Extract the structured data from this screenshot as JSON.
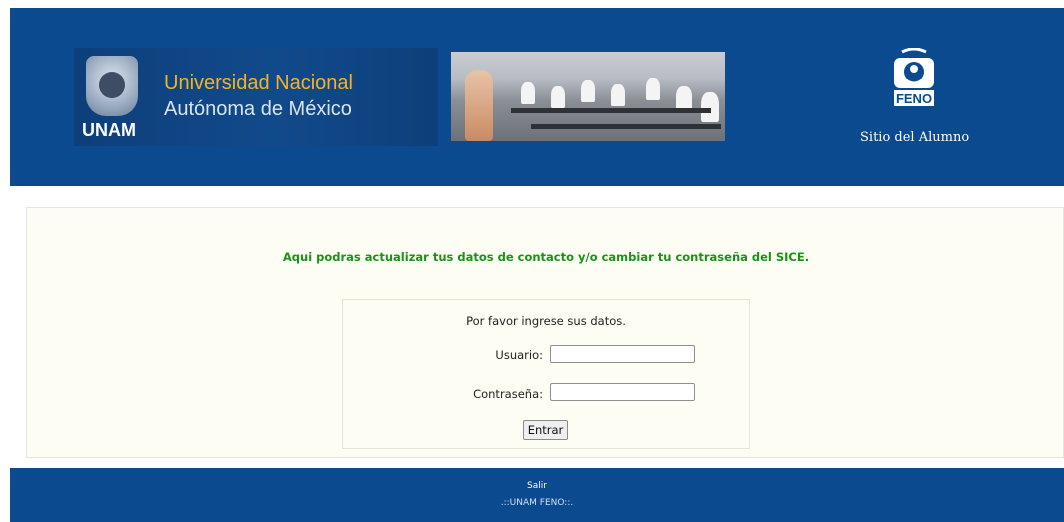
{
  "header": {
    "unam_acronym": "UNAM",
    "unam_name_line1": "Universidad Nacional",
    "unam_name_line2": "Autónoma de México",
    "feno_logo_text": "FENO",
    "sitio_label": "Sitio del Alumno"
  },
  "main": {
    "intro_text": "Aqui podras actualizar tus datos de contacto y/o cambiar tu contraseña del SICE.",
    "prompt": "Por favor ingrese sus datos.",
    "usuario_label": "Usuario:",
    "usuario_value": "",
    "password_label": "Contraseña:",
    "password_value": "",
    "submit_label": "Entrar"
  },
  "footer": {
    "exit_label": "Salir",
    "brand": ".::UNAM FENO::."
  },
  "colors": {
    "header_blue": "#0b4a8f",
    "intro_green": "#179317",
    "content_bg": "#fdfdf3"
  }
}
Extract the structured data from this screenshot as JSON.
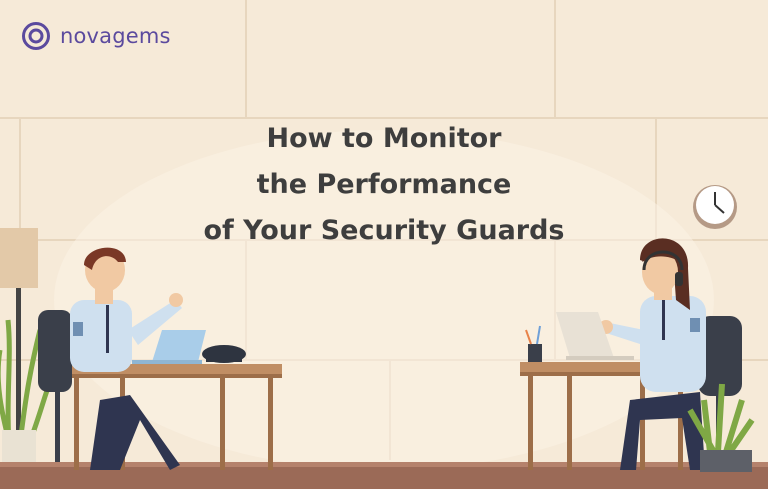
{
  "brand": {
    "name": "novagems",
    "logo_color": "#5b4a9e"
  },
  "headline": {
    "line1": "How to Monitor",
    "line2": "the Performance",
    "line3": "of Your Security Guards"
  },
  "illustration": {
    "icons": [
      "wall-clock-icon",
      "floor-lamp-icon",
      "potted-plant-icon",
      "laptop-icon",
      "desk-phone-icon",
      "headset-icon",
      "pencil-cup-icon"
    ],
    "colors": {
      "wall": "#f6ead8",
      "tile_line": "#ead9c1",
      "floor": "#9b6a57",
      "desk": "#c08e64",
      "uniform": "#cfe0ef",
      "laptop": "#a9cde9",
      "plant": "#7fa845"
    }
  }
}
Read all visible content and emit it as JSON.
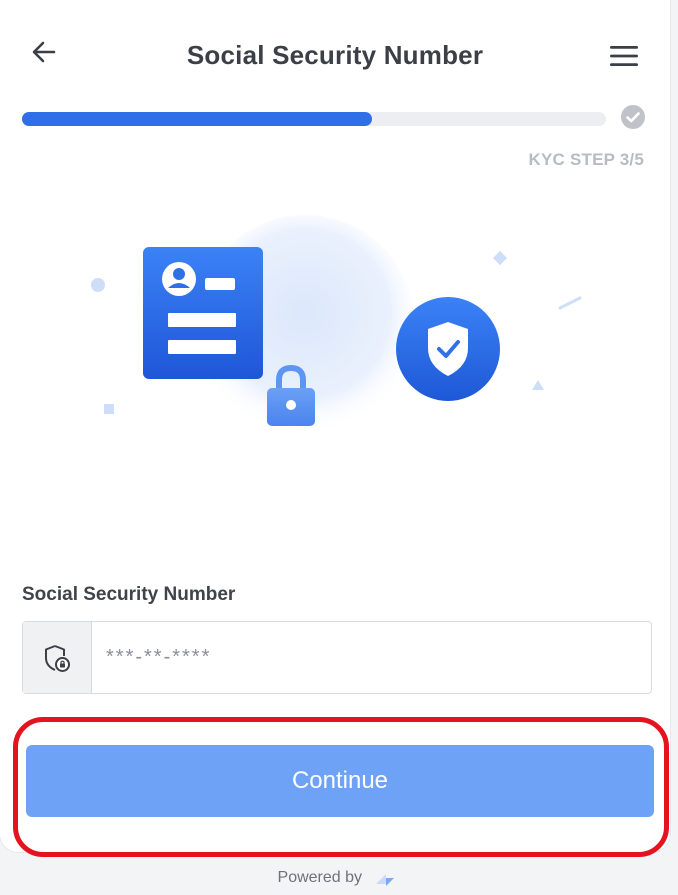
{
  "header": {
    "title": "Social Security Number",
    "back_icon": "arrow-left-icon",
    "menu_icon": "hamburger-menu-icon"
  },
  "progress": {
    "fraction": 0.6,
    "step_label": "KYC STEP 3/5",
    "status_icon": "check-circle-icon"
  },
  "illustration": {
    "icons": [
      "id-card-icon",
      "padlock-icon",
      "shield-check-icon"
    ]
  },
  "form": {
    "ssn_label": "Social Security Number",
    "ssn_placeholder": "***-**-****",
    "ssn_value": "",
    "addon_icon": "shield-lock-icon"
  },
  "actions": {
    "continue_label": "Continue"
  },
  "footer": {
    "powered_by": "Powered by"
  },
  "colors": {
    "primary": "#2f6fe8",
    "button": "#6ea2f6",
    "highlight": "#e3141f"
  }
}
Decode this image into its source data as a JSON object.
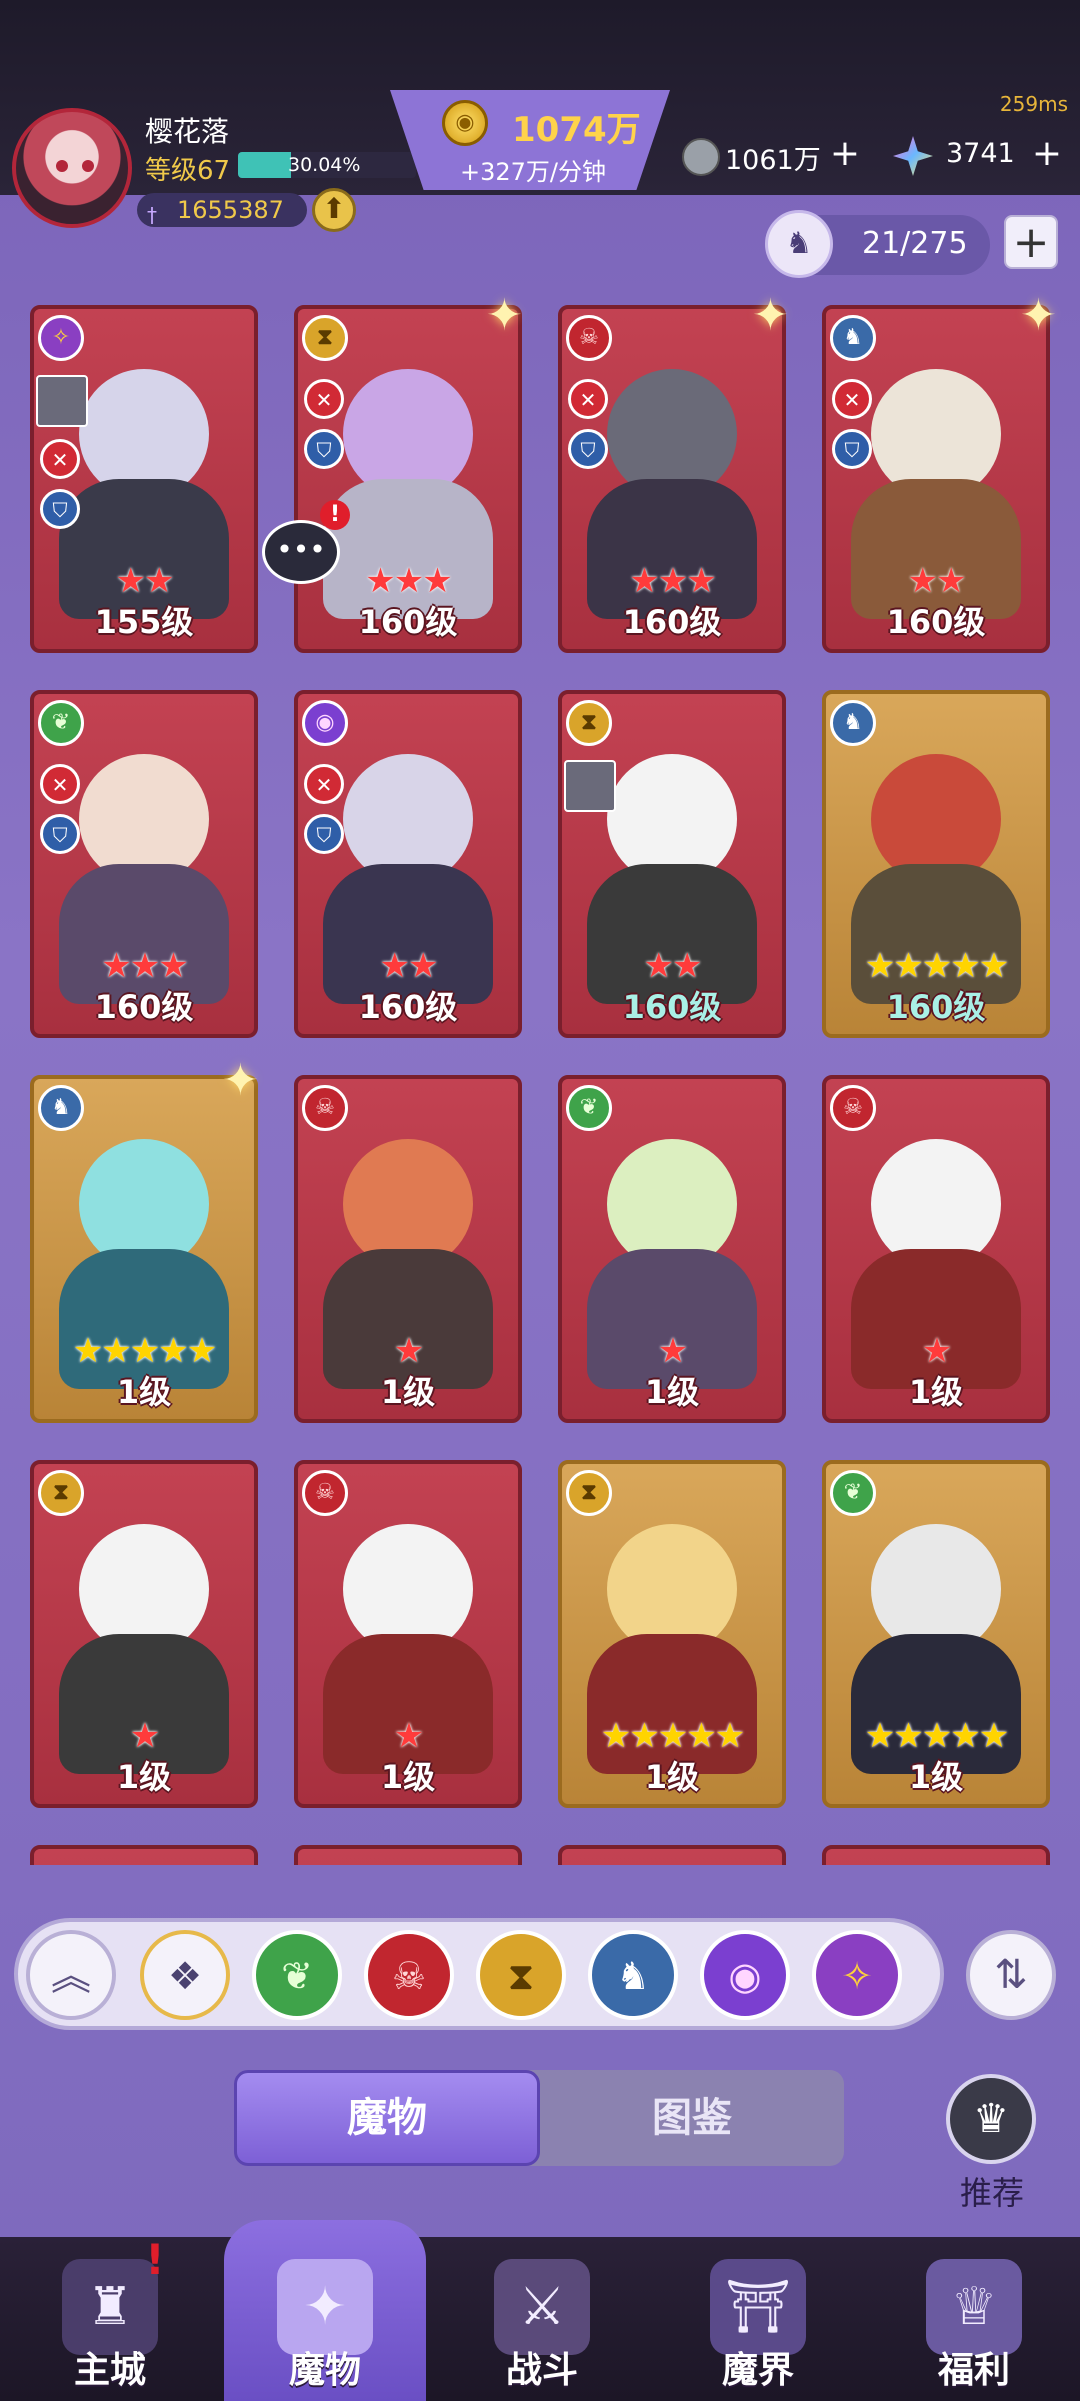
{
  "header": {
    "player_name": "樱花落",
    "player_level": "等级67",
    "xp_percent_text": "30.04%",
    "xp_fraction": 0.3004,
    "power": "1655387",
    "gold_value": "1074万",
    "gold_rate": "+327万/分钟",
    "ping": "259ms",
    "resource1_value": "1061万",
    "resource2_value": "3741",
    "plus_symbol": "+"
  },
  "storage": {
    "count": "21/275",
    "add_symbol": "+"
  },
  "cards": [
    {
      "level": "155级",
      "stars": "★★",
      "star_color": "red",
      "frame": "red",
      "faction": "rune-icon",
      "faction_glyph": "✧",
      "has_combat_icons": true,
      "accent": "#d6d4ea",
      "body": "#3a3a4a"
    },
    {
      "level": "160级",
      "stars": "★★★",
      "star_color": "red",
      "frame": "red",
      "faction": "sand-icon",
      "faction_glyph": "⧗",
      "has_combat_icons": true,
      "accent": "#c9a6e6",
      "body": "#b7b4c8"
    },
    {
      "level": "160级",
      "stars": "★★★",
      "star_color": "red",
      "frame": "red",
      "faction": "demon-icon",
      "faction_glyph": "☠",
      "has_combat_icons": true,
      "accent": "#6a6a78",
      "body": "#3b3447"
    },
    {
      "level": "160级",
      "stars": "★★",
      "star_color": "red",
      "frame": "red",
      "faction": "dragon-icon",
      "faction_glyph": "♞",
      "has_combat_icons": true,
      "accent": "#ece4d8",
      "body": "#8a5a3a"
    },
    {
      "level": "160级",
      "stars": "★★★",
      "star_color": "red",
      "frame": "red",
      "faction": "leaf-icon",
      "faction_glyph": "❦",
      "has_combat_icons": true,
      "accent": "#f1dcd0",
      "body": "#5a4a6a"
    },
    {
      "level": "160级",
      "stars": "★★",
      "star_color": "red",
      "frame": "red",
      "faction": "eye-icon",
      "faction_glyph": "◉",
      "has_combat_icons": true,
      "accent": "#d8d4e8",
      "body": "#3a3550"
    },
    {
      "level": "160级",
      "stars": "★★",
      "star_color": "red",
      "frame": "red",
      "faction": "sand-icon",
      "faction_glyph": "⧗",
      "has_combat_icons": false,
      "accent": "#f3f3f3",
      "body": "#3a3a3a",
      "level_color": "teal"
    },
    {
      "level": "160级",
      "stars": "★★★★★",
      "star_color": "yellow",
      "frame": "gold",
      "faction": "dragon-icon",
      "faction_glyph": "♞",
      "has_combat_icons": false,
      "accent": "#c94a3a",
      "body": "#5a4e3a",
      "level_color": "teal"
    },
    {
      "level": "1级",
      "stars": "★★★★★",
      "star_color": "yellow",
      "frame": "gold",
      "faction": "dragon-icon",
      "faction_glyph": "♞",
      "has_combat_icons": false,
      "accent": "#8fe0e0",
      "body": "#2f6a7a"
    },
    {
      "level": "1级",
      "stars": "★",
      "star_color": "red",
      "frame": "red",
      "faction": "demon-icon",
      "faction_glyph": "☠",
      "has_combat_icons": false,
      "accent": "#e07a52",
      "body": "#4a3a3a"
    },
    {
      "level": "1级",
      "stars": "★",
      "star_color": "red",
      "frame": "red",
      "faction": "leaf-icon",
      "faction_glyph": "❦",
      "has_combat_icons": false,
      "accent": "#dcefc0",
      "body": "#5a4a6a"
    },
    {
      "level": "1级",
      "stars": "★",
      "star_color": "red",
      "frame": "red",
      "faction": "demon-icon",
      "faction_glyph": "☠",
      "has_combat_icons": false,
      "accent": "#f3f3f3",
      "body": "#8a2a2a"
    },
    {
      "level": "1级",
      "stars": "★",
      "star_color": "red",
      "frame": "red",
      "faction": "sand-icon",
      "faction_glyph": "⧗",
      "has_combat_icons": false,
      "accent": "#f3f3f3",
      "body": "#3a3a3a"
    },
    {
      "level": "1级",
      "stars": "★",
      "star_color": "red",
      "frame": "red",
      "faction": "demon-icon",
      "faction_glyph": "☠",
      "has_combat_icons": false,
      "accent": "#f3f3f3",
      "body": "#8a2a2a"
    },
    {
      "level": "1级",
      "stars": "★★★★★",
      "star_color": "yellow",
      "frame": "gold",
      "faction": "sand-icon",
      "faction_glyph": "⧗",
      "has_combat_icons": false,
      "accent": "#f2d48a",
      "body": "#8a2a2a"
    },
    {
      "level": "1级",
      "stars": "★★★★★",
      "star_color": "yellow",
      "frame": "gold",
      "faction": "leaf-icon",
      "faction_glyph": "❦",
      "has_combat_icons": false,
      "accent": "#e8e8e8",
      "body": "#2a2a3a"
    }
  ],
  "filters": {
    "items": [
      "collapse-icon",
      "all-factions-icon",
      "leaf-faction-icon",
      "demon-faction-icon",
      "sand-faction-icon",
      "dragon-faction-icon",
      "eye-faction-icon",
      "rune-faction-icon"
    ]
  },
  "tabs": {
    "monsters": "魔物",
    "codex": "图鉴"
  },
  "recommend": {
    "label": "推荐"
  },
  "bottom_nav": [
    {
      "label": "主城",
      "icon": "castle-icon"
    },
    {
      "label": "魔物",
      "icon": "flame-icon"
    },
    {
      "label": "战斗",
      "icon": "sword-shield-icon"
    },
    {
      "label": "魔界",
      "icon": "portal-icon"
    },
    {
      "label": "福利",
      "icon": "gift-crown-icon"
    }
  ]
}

**WORK REQUIRED**:
Transcribe every line from the records above without alteration, and leave out the images.

**THE RESPONSE**:
Extract the structured data from this screenshot as JSON.
{
  "header": {
    "unam_acronym": "UNAM",
    "unam_name_line1": "Universidad Nacional",
    "unam_name_line2": "Autónoma de México",
    "feno_logo_text": "FENO",
    "sitio_label": "Sitio del Alumno"
  },
  "main": {
    "intro_text": "Aqui podras actualizar tus datos de contacto y/o cambiar tu contraseña del SICE.",
    "prompt": "Por favor ingrese sus datos.",
    "usuario_label": "Usuario:",
    "usuario_value": "",
    "password_label": "Contraseña:",
    "password_value": "",
    "submit_label": "Entrar"
  },
  "footer": {
    "exit_label": "Salir",
    "brand": ".::UNAM FENO::."
  },
  "colors": {
    "header_blue": "#0b4a8f",
    "intro_green": "#179317",
    "content_bg": "#fdfdf3"
  }
}
Extract the structured data from this screenshot as JSON.
{
  "brand": {
    "name": "novagems",
    "logo_color": "#5b4a9e"
  },
  "headline": {
    "line1": "How to Monitor",
    "line2": "the Performance",
    "line3": "of Your Security Guards"
  },
  "illustration": {
    "icons": [
      "wall-clock-icon",
      "floor-lamp-icon",
      "potted-plant-icon",
      "laptop-icon",
      "desk-phone-icon",
      "headset-icon",
      "pencil-cup-icon"
    ],
    "colors": {
      "wall": "#f6ead8",
      "tile_line": "#ead9c1",
      "floor": "#9b6a57",
      "desk": "#c08e64",
      "uniform": "#cfe0ef",
      "laptop": "#a9cde9",
      "plant": "#7fa845"
    }
  }
}
Read all visible content and emit it as JSON.
{
  "header": {
    "title": "Social Security Number",
    "back_icon": "arrow-left-icon",
    "menu_icon": "hamburger-menu-icon"
  },
  "progress": {
    "fraction": 0.6,
    "step_label": "KYC STEP 3/5",
    "status_icon": "check-circle-icon"
  },
  "illustration": {
    "icons": [
      "id-card-icon",
      "padlock-icon",
      "shield-check-icon"
    ]
  },
  "form": {
    "ssn_label": "Social Security Number",
    "ssn_placeholder": "***-**-****",
    "ssn_value": "",
    "addon_icon": "shield-lock-icon"
  },
  "actions": {
    "continue_label": "Continue"
  },
  "footer": {
    "powered_by": "Powered by"
  },
  "colors": {
    "primary": "#2f6fe8",
    "button": "#6ea2f6",
    "highlight": "#e3141f"
  }
}
Decode this image into its source data as a JSON object.
{
  "header": {
    "player_name": "樱花落",
    "player_level": "等级67",
    "xp_percent_text": "30.04%",
    "xp_fraction": 0.3004,
    "power": "1655387",
    "gold_value": "1074万",
    "gold_rate": "+327万/分钟",
    "ping": "259ms",
    "resource1_value": "1061万",
    "resource2_value": "3741",
    "plus_symbol": "+"
  },
  "storage": {
    "count": "21/275",
    "add_symbol": "+"
  },
  "cards": [
    {
      "level": "155级",
      "stars": "★★",
      "star_color": "red",
      "frame": "red",
      "faction": "rune-icon",
      "faction_glyph": "✧",
      "has_combat_icons": true,
      "accent": "#d6d4ea",
      "body": "#3a3a4a"
    },
    {
      "level": "160级",
      "stars": "★★★",
      "star_color": "red",
      "frame": "red",
      "faction": "sand-icon",
      "faction_glyph": "⧗",
      "has_combat_icons": true,
      "accent": "#c9a6e6",
      "body": "#b7b4c8"
    },
    {
      "level": "160级",
      "stars": "★★★",
      "star_color": "red",
      "frame": "red",
      "faction": "demon-icon",
      "faction_glyph": "☠",
      "has_combat_icons": true,
      "accent": "#6a6a78",
      "body": "#3b3447"
    },
    {
      "level": "160级",
      "stars": "★★",
      "star_color": "red",
      "frame": "red",
      "faction": "dragon-icon",
      "faction_glyph": "♞",
      "has_combat_icons": true,
      "accent": "#ece4d8",
      "body": "#8a5a3a"
    },
    {
      "level": "160级",
      "stars": "★★★",
      "star_color": "red",
      "frame": "red",
      "faction": "leaf-icon",
      "faction_glyph": "❦",
      "has_combat_icons": true,
      "accent": "#f1dcd0",
      "body": "#5a4a6a"
    },
    {
      "level": "160级",
      "stars": "★★",
      "star_color": "red",
      "frame": "red",
      "faction": "eye-icon",
      "faction_glyph": "◉",
      "has_combat_icons": true,
      "accent": "#d8d4e8",
      "body": "#3a3550"
    },
    {
      "level": "160级",
      "stars": "★★",
      "star_color": "red",
      "frame": "red",
      "faction": "sand-icon",
      "faction_glyph": "⧗",
      "has_combat_icons": false,
      "accent": "#f3f3f3",
      "body": "#3a3a3a",
      "level_color": "teal"
    },
    {
      "level": "160级",
      "stars": "★★★★★",
      "star_color": "yellow",
      "frame": "gold",
      "faction": "dragon-icon",
      "faction_glyph": "♞",
      "has_combat_icons": false,
      "accent": "#c94a3a",
      "body": "#5a4e3a",
      "level_color": "teal"
    },
    {
      "level": "1级",
      "stars": "★★★★★",
      "star_color": "yellow",
      "frame": "gold",
      "faction": "dragon-icon",
      "faction_glyph": "♞",
      "has_combat_icons": false,
      "accent": "#8fe0e0",
      "body": "#2f6a7a"
    },
    {
      "level": "1级",
      "stars": "★",
      "star_color": "red",
      "frame": "red",
      "faction": "demon-icon",
      "faction_glyph": "☠",
      "has_combat_icons": false,
      "accent": "#e07a52",
      "body": "#4a3a3a"
    },
    {
      "level": "1级",
      "stars": "★",
      "star_color": "red",
      "frame": "red",
      "faction": "leaf-icon",
      "faction_glyph": "❦",
      "has_combat_icons": false,
      "accent": "#dcefc0",
      "body": "#5a4a6a"
    },
    {
      "level": "1级",
      "stars": "★",
      "star_color": "red",
      "frame": "red",
      "faction": "demon-icon",
      "faction_glyph": "☠",
      "has_combat_icons": false,
      "accent": "#f3f3f3",
      "body": "#8a2a2a"
    },
    {
      "level": "1级",
      "stars": "★",
      "star_color": "red",
      "frame": "red",
      "faction": "sand-icon",
      "faction_glyph": "⧗",
      "has_combat_icons": false,
      "accent": "#f3f3f3",
      "body": "#3a3a3a"
    },
    {
      "level": "1级",
      "stars": "★",
      "star_color": "red",
      "frame": "red",
      "faction": "demon-icon",
      "faction_glyph": "☠",
      "has_combat_icons": false,
      "accent": "#f3f3f3",
      "body": "#8a2a2a"
    },
    {
      "level": "1级",
      "stars": "★★★★★",
      "star_color": "yellow",
      "frame": "gold",
      "faction": "sand-icon",
      "faction_glyph": "⧗",
      "has_combat_icons": false,
      "accent": "#f2d48a",
      "body": "#8a2a2a"
    },
    {
      "level": "1级",
      "stars": "★★★★★",
      "star_color": "yellow",
      "frame": "gold",
      "faction": "leaf-icon",
      "faction_glyph": "❦",
      "has_combat_icons": false,
      "accent": "#e8e8e8",
      "body": "#2a2a3a"
    }
  ],
  "filters": {
    "items": [
      "collapse-icon",
      "all-factions-icon",
      "leaf-faction-icon",
      "demon-faction-icon",
      "sand-faction-icon",
      "dragon-faction-icon",
      "eye-faction-icon",
      "rune-faction-icon"
    ]
  },
  "tabs": {
    "monsters": "魔物",
    "codex": "图鉴"
  },
  "recommend": {
    "label": "推荐"
  },
  "bottom_nav": [
    {
      "label": "主城",
      "icon": "castle-icon"
    },
    {
      "label": "魔物",
      "icon": "flame-icon"
    },
    {
      "label": "战斗",
      "icon": "sword-shield-icon"
    },
    {
      "label": "魔界",
      "icon": "portal-icon"
    },
    {
      "label": "福利",
      "icon": "gift-crown-icon"
    }
  ]
}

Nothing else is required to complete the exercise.